• Layout dataset entries:

○ ○ ○ ○ ○ ○ ○

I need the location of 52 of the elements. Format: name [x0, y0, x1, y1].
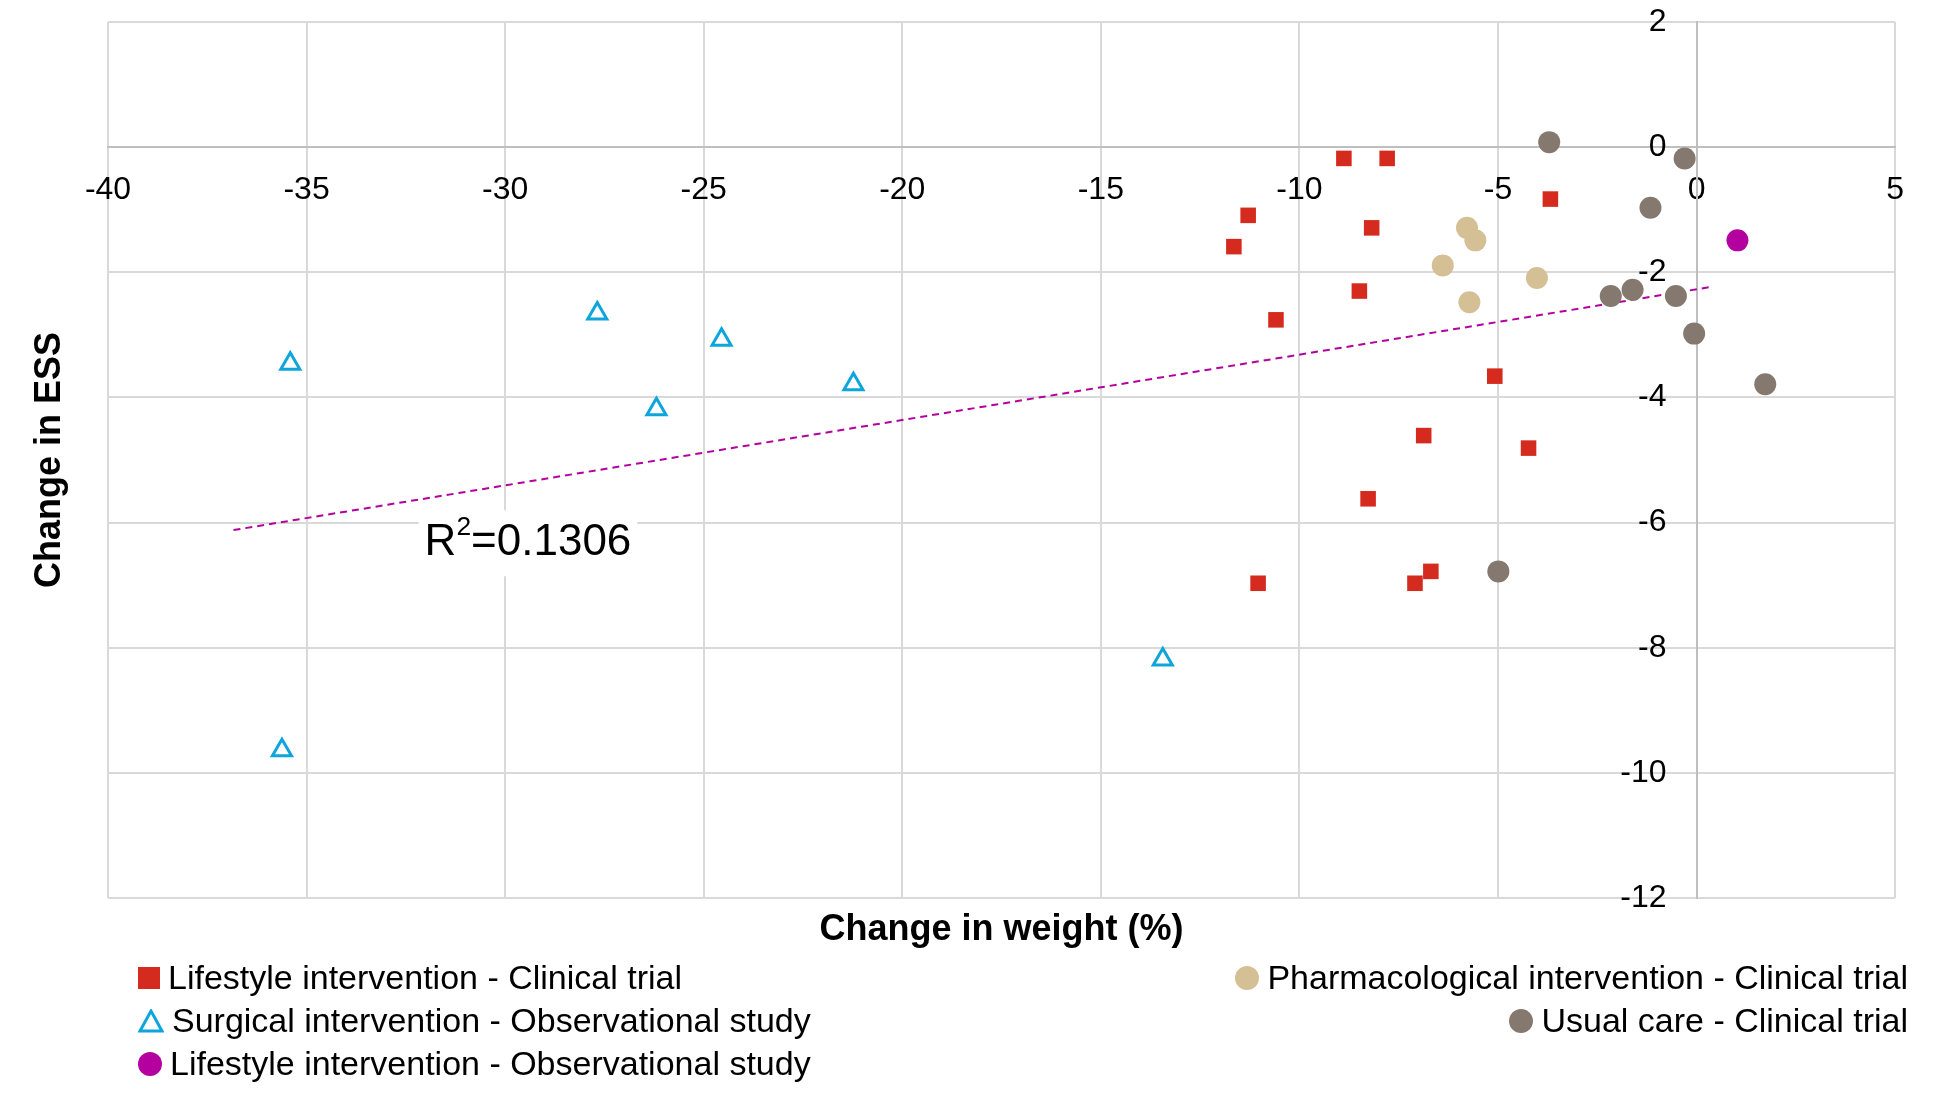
- y-tick-label: -6: [1638, 502, 1667, 539]
- point: [1268, 312, 1284, 328]
- legend-label: Pharmacological intervention - Clinical trial: [1267, 958, 1908, 997]
- point: [1407, 575, 1423, 592]
- point: [1250, 575, 1266, 592]
- point: [1487, 368, 1503, 384]
- point: [1542, 191, 1559, 207]
- x-tick-label: -30: [482, 170, 529, 207]
- point: [1240, 207, 1256, 224]
- point: [1431, 254, 1454, 277]
- point: [1360, 491, 1376, 507]
- legend-label: Lifestyle intervention - Observational study: [170, 1044, 811, 1083]
- point: [1599, 285, 1622, 308]
- point: [1363, 220, 1380, 236]
- legend-label: Surgical intervention - Observational study: [172, 1001, 811, 1040]
- point: [1379, 150, 1395, 167]
- x-tick-label: -10: [1276, 170, 1323, 207]
- y-tick-label: 0: [1648, 126, 1667, 163]
- point: [1351, 283, 1368, 299]
- y-axis-title: Change in ESS: [26, 331, 68, 589]
- y-tick-label: -2: [1638, 252, 1667, 289]
- x-tick-label: -15: [1077, 170, 1124, 207]
- point: [1664, 285, 1687, 308]
- x-tick-label: -40: [84, 170, 132, 207]
- point: [1464, 229, 1487, 252]
- x-tick-label: -20: [879, 170, 926, 207]
- point: [1226, 238, 1242, 255]
- point: [1458, 291, 1481, 314]
- y-tick-label: -8: [1638, 627, 1667, 664]
- point: [1520, 440, 1537, 456]
- y-tick-label: -4: [1638, 377, 1667, 414]
- legend-label: Lifestyle intervention - Clinical trial: [168, 958, 682, 997]
- y-tick-label: -12: [1620, 877, 1667, 914]
- point: [1415, 427, 1432, 444]
- point: [1726, 229, 1749, 252]
- x-axis-title: Change in weight (%): [819, 906, 1184, 948]
- point: [1754, 373, 1777, 396]
- x-tick-label: 5: [1886, 170, 1904, 207]
- point: [1538, 131, 1561, 154]
- point: [1487, 560, 1510, 583]
- point: [1673, 147, 1696, 170]
- point: [1525, 266, 1548, 289]
- y-tick-label: -10: [1620, 752, 1667, 789]
- y-tick-label: 2: [1648, 1, 1667, 38]
- x-tick-label: -25: [680, 170, 727, 207]
- point: [1423, 563, 1439, 580]
- point: [1683, 322, 1706, 345]
- legend-label: Usual care - Clinical trial: [1541, 1001, 1908, 1040]
- point: [1336, 150, 1352, 167]
- point: [1639, 196, 1662, 219]
- x-tick-label: -5: [1483, 170, 1513, 207]
- x-tick-label: -35: [283, 170, 330, 207]
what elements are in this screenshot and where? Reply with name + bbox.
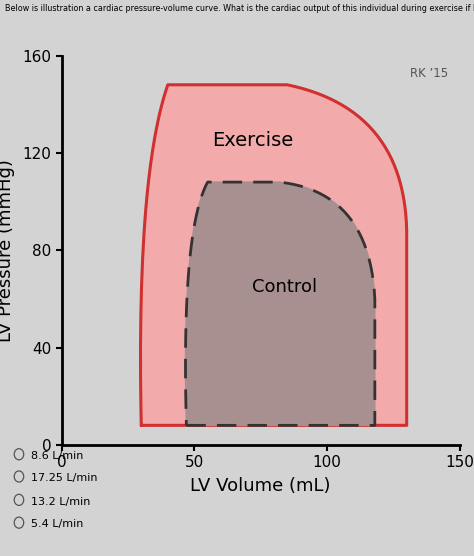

○ ○ ○ ○ ○ ○ ○

Retype every row above word for word, and leave the pictures out of your answer.

• Full answer:
I need the location of 52 of the elements. Format: name [x0, y0, x1, y1].
- y-tick-label: -6: [1638, 502, 1667, 539]
- point: [1268, 312, 1284, 328]
- legend-label: Pharmacological intervention - Clinical trial: [1267, 958, 1908, 997]
- point: [1407, 575, 1423, 592]
- point: [1250, 575, 1266, 592]
- point: [1487, 368, 1503, 384]
- point: [1542, 191, 1559, 207]
- x-tick-label: -30: [482, 170, 529, 207]
- point: [1240, 207, 1256, 224]
- point: [1431, 254, 1454, 277]
- point: [1360, 491, 1376, 507]
- legend-label: Lifestyle intervention - Observational study: [170, 1044, 811, 1083]
- point: [1599, 285, 1622, 308]
- point: [1363, 220, 1380, 236]
- legend-label: Surgical intervention - Observational study: [172, 1001, 811, 1040]
- point: [1379, 150, 1395, 167]
- x-tick-label: -10: [1276, 170, 1323, 207]
- y-tick-label: 0: [1648, 126, 1667, 163]
- point: [1351, 283, 1368, 299]
- y-axis-title: Change in ESS: [26, 331, 68, 589]
- y-tick-label: -2: [1638, 252, 1667, 289]
- x-tick-label: -15: [1077, 170, 1124, 207]
- point: [1664, 285, 1687, 308]
- x-tick-label: -40: [84, 170, 132, 207]
- point: [1464, 229, 1487, 252]
- x-tick-label: -20: [879, 170, 926, 207]
- point: [1226, 238, 1242, 255]
- point: [1458, 291, 1481, 314]
- y-tick-label: -8: [1638, 627, 1667, 664]
- point: [1520, 440, 1537, 456]
- y-tick-label: -4: [1638, 377, 1667, 414]
- legend-label: Lifestyle intervention - Clinical trial: [168, 958, 682, 997]
- y-tick-label: -12: [1620, 877, 1667, 914]
- point: [1415, 427, 1432, 444]
- point: [1726, 229, 1749, 252]
- x-axis-title: Change in weight (%): [819, 906, 1184, 948]
- point: [1754, 373, 1777, 396]
- x-tick-label: 5: [1886, 170, 1904, 207]
- point: [1538, 131, 1561, 154]
- point: [1487, 560, 1510, 583]
- point: [1673, 147, 1696, 170]
- point: [1525, 266, 1548, 289]
- y-tick-label: -10: [1620, 752, 1667, 789]
- y-tick-label: 2: [1648, 1, 1667, 38]
- x-tick-label: -25: [680, 170, 727, 207]
- point: [1423, 563, 1439, 580]
- point: [1683, 322, 1706, 345]
- legend-label: Usual care - Clinical trial: [1541, 1001, 1908, 1040]
- point: [1336, 150, 1352, 167]
- point: [1639, 196, 1662, 219]
- x-tick-label: -5: [1483, 170, 1513, 207]
- x-tick-label: -35: [283, 170, 330, 207]
what elements are in this screenshot and where? Reply with name + bbox.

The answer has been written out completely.